*Work to complete*:
Each line containing the word "kind" must be collected.
┌──
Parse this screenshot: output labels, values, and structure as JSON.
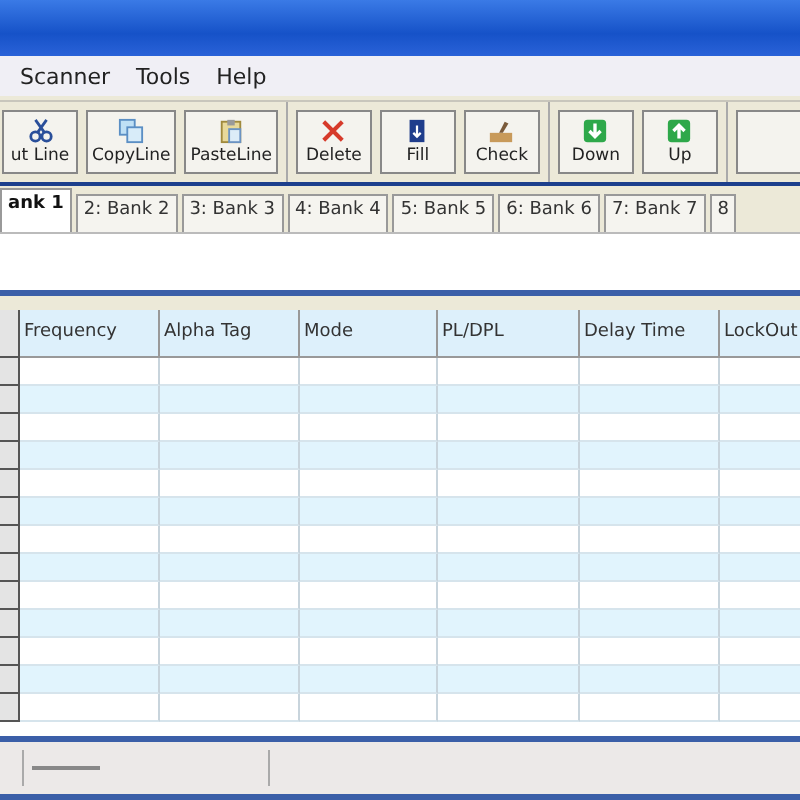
{
  "menu": [
    {
      "label": "Scanner"
    },
    {
      "label": "Tools"
    },
    {
      "label": "Help"
    }
  ],
  "toolbar": [
    [
      {
        "label": "ut Line",
        "kind": "cut"
      },
      {
        "label": "CopyLine",
        "kind": "copy"
      },
      {
        "label": "PasteLine",
        "kind": "paste"
      }
    ],
    [
      {
        "label": "Delete",
        "kind": "delete"
      },
      {
        "label": "Fill",
        "kind": "fill"
      },
      {
        "label": "Check",
        "kind": "check"
      }
    ],
    [
      {
        "label": "Down",
        "kind": "down"
      },
      {
        "label": "Up",
        "kind": "up"
      }
    ],
    [
      {
        "kind": "blank"
      }
    ]
  ],
  "tabs": [
    {
      "label": "ank 1",
      "selected": true
    },
    {
      "label": "2: Bank 2",
      "selected": false
    },
    {
      "label": "3: Bank 3",
      "selected": false
    },
    {
      "label": "4: Bank 4",
      "selected": false
    },
    {
      "label": "5: Bank 5",
      "selected": false
    },
    {
      "label": "6: Bank 6",
      "selected": false
    },
    {
      "label": "7: Bank 7",
      "selected": false
    },
    {
      "label": "8",
      "selected": false
    }
  ],
  "table": {
    "columns": [
      "Frequency",
      "Alpha Tag",
      "Mode",
      "PL/DPL",
      "Delay Time",
      "LockOut"
    ]
  }
}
└──
*Correct answer*:
        "kind": "cut"
        "kind": "copy"
        "kind": "paste"
        "kind": "delete"
        "kind": "fill"
        "kind": "check"
        "kind": "down"
        "kind": "up"
        "kind": "blank"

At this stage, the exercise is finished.